## STATED TASK:
Reproduce each line exactly. Skip none.

## RECORDED DATA:
────
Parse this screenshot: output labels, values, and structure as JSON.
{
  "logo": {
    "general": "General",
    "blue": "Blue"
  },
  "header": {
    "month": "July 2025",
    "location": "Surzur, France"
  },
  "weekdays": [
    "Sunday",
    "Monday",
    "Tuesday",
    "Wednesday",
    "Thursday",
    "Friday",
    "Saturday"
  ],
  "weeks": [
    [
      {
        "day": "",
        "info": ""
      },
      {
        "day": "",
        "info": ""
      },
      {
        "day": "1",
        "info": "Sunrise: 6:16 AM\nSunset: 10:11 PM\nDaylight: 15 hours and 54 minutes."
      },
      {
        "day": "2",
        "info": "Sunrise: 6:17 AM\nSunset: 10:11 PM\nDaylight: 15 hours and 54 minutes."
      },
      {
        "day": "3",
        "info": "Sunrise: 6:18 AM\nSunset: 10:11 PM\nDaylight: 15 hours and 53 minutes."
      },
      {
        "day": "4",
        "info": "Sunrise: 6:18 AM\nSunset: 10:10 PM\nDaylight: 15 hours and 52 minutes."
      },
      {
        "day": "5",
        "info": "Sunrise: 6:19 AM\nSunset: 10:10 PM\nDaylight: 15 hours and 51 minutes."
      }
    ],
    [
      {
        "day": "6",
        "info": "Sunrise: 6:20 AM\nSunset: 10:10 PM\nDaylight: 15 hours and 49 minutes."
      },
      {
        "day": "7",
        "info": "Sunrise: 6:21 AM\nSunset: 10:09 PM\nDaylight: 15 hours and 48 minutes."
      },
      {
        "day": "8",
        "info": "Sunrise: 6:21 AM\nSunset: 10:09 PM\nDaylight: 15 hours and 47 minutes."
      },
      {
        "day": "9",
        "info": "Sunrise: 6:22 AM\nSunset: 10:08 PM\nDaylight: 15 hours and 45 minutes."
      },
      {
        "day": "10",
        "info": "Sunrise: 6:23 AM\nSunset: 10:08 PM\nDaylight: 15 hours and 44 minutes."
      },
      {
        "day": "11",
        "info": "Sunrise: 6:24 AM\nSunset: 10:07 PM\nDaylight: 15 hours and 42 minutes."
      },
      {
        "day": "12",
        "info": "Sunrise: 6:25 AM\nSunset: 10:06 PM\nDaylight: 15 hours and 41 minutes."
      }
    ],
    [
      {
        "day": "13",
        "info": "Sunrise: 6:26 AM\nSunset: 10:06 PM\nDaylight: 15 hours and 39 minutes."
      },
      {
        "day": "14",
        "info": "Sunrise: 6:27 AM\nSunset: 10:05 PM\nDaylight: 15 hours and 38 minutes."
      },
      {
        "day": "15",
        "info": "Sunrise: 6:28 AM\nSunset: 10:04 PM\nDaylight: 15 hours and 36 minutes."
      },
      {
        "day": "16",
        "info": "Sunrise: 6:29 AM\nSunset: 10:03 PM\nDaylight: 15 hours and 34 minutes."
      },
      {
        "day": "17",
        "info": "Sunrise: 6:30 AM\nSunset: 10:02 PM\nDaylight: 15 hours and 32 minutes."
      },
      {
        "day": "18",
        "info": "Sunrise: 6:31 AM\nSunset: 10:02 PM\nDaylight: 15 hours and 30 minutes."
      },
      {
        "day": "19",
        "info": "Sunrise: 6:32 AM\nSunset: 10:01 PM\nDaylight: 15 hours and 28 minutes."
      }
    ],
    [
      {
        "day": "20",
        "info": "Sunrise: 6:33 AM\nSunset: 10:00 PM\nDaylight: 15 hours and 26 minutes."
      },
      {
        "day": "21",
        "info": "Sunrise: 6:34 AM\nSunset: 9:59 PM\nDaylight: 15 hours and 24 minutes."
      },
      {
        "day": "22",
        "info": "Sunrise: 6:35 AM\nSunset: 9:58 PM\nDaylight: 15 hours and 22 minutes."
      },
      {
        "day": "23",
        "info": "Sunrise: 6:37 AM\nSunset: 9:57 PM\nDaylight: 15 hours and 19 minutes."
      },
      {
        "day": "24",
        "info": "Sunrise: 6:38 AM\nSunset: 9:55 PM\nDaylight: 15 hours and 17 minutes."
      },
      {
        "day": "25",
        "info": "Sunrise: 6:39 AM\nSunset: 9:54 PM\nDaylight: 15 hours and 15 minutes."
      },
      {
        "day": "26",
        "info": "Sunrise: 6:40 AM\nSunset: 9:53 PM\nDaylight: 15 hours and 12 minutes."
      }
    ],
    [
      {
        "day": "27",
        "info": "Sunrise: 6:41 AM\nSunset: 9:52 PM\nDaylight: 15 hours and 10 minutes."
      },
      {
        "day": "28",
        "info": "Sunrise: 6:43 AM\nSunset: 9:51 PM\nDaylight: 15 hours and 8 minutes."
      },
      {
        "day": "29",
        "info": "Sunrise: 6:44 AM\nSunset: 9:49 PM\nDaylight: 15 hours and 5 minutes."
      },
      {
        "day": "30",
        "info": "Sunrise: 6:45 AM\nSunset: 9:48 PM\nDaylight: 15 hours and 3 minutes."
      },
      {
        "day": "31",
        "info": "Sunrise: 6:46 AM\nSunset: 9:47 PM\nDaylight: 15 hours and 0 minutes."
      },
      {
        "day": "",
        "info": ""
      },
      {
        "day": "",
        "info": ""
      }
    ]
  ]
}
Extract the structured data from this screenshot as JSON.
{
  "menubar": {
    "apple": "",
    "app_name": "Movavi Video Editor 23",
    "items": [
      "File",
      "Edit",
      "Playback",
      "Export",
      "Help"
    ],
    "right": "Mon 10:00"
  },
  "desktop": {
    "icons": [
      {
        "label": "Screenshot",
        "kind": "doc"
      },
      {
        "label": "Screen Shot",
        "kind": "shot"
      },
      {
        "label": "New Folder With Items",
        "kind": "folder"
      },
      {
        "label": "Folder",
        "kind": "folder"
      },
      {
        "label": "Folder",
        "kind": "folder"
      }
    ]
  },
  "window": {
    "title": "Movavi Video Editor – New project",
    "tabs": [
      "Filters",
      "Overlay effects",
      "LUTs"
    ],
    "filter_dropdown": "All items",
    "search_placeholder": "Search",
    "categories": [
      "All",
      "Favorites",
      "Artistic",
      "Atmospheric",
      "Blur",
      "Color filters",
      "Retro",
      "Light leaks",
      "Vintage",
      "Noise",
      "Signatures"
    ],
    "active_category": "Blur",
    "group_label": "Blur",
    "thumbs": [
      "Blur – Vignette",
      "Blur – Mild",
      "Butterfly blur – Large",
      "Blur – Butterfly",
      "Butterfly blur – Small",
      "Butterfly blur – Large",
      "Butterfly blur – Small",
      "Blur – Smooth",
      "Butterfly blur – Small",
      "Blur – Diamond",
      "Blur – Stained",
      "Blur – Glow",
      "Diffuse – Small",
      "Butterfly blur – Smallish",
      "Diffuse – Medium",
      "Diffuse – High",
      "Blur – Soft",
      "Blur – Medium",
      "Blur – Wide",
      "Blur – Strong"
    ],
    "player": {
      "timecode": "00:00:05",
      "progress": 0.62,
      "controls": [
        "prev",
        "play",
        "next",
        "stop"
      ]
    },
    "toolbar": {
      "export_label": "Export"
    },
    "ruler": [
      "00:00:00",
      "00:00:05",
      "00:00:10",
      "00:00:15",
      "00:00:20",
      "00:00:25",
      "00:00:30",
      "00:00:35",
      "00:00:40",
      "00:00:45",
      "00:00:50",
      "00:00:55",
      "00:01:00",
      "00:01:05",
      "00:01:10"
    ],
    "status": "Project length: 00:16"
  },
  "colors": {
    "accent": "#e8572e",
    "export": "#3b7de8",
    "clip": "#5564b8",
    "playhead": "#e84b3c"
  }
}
────
## THE COMPLETED TASK:
Parse this screenshot: output labels, values, and structure as JSON.
{
  "logo": {
    "general": "General",
    "blue": "Blue"
  },
  "header": {
    "month": "July 2025",
    "location": "Surzur, France"
  },
  "weekdays": [
    "Sunday",
    "Monday",
    "Tuesday",
    "Wednesday",
    "Thursday",
    "Friday",
    "Saturday"
  ],
  "weeks": [
    [
      {
        "day": "",
        "info": ""
      },
      {
        "day": "",
        "info": ""
      },
      {
        "day": "1",
        "info": "Sunrise: 6:16 AM\nSunset: 10:11 PM\nDaylight: 15 hours and 54 minutes."
      },
      {
        "day": "2",
        "info": "Sunrise: 6:17 AM\nSunset: 10:11 PM\nDaylight: 15 hours and 54 minutes."
      },
      {
        "day": "3",
        "info": "Sunrise: 6:18 AM\nSunset: 10:11 PM\nDaylight: 15 hours and 53 minutes."
      },
      {
        "day": "4",
        "info": "Sunrise: 6:18 AM\nSunset: 10:10 PM\nDaylight: 15 hours and 52 minutes."
      },
      {
        "day": "5",
        "info": "Sunrise: 6:19 AM\nSunset: 10:10 PM\nDaylight: 15 hours and 51 minutes."
      }
    ],
    [
      {
        "day": "6",
        "info": "Sunrise: 6:20 AM\nSunset: 10:10 PM\nDaylight: 15 hours and 49 minutes."
      },
      {
        "day": "7",
        "info": "Sunrise: 6:21 AM\nSunset: 10:09 PM\nDaylight: 15 hours and 48 minutes."
      },
      {
        "day": "8",
        "info": "Sunrise: 6:21 AM\nSunset: 10:09 PM\nDaylight: 15 hours and 47 minutes."
      },
      {
        "day": "9",
        "info": "Sunrise: 6:22 AM\nSunset: 10:08 PM\nDaylight: 15 hours and 45 minutes."
      },
      {
        "day": "10",
        "info": "Sunrise: 6:23 AM\nSunset: 10:08 PM\nDaylight: 15 hours and 44 minutes."
      },
      {
        "day": "11",
        "info": "Sunrise: 6:24 AM\nSunset: 10:07 PM\nDaylight: 15 hours and 42 minutes."
      },
      {
        "day": "12",
        "info": "Sunrise: 6:25 AM\nSunset: 10:06 PM\nDaylight: 15 hours and 41 minutes."
      }
    ],
    [
      {
        "day": "13",
        "info": "Sunrise: 6:26 AM\nSunset: 10:06 PM\nDaylight: 15 hours and 39 minutes."
      },
      {
        "day": "14",
        "info": "Sunrise: 6:27 AM\nSunset: 10:05 PM\nDaylight: 15 hours and 38 minutes."
      },
      {
        "day": "15",
        "info": "Sunrise: 6:28 AM\nSunset: 10:04 PM\nDaylight: 15 hours and 36 minutes."
      },
      {
        "day": "16",
        "info": "Sunrise: 6:29 AM\nSunset: 10:03 PM\nDaylight: 15 hours and 34 minutes."
      },
      {
        "day": "17",
        "info": "Sunrise: 6:30 AM\nSunset: 10:02 PM\nDaylight: 15 hours and 32 minutes."
      },
      {
        "day": "18",
        "info": "Sunrise: 6:31 AM\nSunset: 10:02 PM\nDaylight: 15 hours and 30 minutes."
      },
      {
        "day": "19",
        "info": "Sunrise: 6:32 AM\nSunset: 10:01 PM\nDaylight: 15 hours and 28 minutes."
      }
    ],
    [
      {
        "day": "20",
        "info": "Sunrise: 6:33 AM\nSunset: 10:00 PM\nDaylight: 15 hours and 26 minutes."
      },
      {
        "day": "21",
        "info": "Sunrise: 6:34 AM\nSunset: 9:59 PM\nDaylight: 15 hours and 24 minutes."
      },
      {
        "day": "22",
        "info": "Sunrise: 6:35 AM\nSunset: 9:58 PM\nDaylight: 15 hours and 22 minutes."
      },
      {
        "day": "23",
        "info": "Sunrise: 6:37 AM\nSunset: 9:57 PM\nDaylight: 15 hours and 19 minutes."
      },
      {
        "day": "24",
        "info": "Sunrise: 6:38 AM\nSunset: 9:55 PM\nDaylight: 15 hours and 17 minutes."
      },
      {
        "day": "25",
        "info": "Sunrise: 6:39 AM\nSunset: 9:54 PM\nDaylight: 15 hours and 15 minutes."
      },
      {
        "day": "26",
        "info": "Sunrise: 6:40 AM\nSunset: 9:53 PM\nDaylight: 15 hours and 12 minutes."
      }
    ],
    [
      {
        "day": "27",
        "info": "Sunrise: 6:41 AM\nSunset: 9:52 PM\nDaylight: 15 hours and 10 minutes."
      },
      {
        "day": "28",
        "info": "Sunrise: 6:43 AM\nSunset: 9:51 PM\nDaylight: 15 hours and 8 minutes."
      },
      {
        "day": "29",
        "info": "Sunrise: 6:44 AM\nSunset: 9:49 PM\nDaylight: 15 hours and 5 minutes."
      },
      {
        "day": "30",
        "info": "Sunrise: 6:45 AM\nSunset: 9:48 PM\nDaylight: 15 hours and 3 minutes."
      },
      {
        "day": "31",
        "info": "Sunrise: 6:46 AM\nSunset: 9:47 PM\nDaylight: 15 hours and 0 minutes."
      },
      {
        "day": "",
        "info": ""
      },
      {
        "day": "",
        "info": ""
      }
    ]
  ]
}
Extract the structured data from this screenshot as JSON.
{
  "menubar": {
    "apple": "",
    "app_name": "Movavi Video Editor 23",
    "items": [
      "File",
      "Edit",
      "Playback",
      "Export",
      "Help"
    ],
    "right": "Mon 10:00"
  },
  "desktop": {
    "icons": [
      {
        "label": "Screenshot",
        "kind": "doc"
      },
      {
        "label": "Screen Shot",
        "kind": "shot"
      },
      {
        "label": "New Folder With Items",
        "kind": "folder"
      },
      {
        "label": "Folder",
        "kind": "folder"
      },
      {
        "label": "Folder",
        "kind": "folder"
      }
    ]
  },
  "window": {
    "title": "Movavi Video Editor – New project",
    "tabs": [
      "Filters",
      "Overlay effects",
      "LUTs"
    ],
    "filter_dropdown": "All items",
    "search_placeholder": "Search",
    "categories": [
      "All",
      "Favorites",
      "Artistic",
      "Atmospheric",
      "Blur",
      "Color filters",
      "Retro",
      "Light leaks",
      "Vintage",
      "Noise",
      "Signatures"
    ],
    "active_category": "Blur",
    "group_label": "Blur",
    "thumbs": [
      "Blur – Vignette",
      "Blur – Mild",
      "Butterfly blur – Large",
      "Blur – Butterfly",
      "Butterfly blur – Small",
      "Butterfly blur – Large",
      "Butterfly blur – Small",
      "Blur – Smooth",
      "Butterfly blur – Small",
      "Blur – Diamond",
      "Blur – Stained",
      "Blur – Glow",
      "Diffuse – Small",
      "Butterfly blur – Smallish",
      "Diffuse – Medium",
      "Diffuse – High",
      "Blur – Soft",
      "Blur – Medium",
      "Blur – Wide",
      "Blur – Strong"
    ],
    "player": {
      "timecode": "00:00:05",
      "progress": 0.62,
      "controls": [
        "prev",
        "play",
        "next",
        "stop"
      ]
    },
    "toolbar": {
      "export_label": "Export"
    },
    "ruler": [
      "00:00:00",
      "00:00:05",
      "00:00:10",
      "00:00:15",
      "00:00:20",
      "00:00:25",
      "00:00:30",
      "00:00:35",
      "00:00:40",
      "00:00:45",
      "00:00:50",
      "00:00:55",
      "00:01:00",
      "00:01:05",
      "00:01:10"
    ],
    "status": "Project length: 00:16"
  },
  "colors": {
    "accent": "#e8572e",
    "export": "#3b7de8",
    "clip": "#5564b8",
    "playhead": "#e84b3c"
  }
}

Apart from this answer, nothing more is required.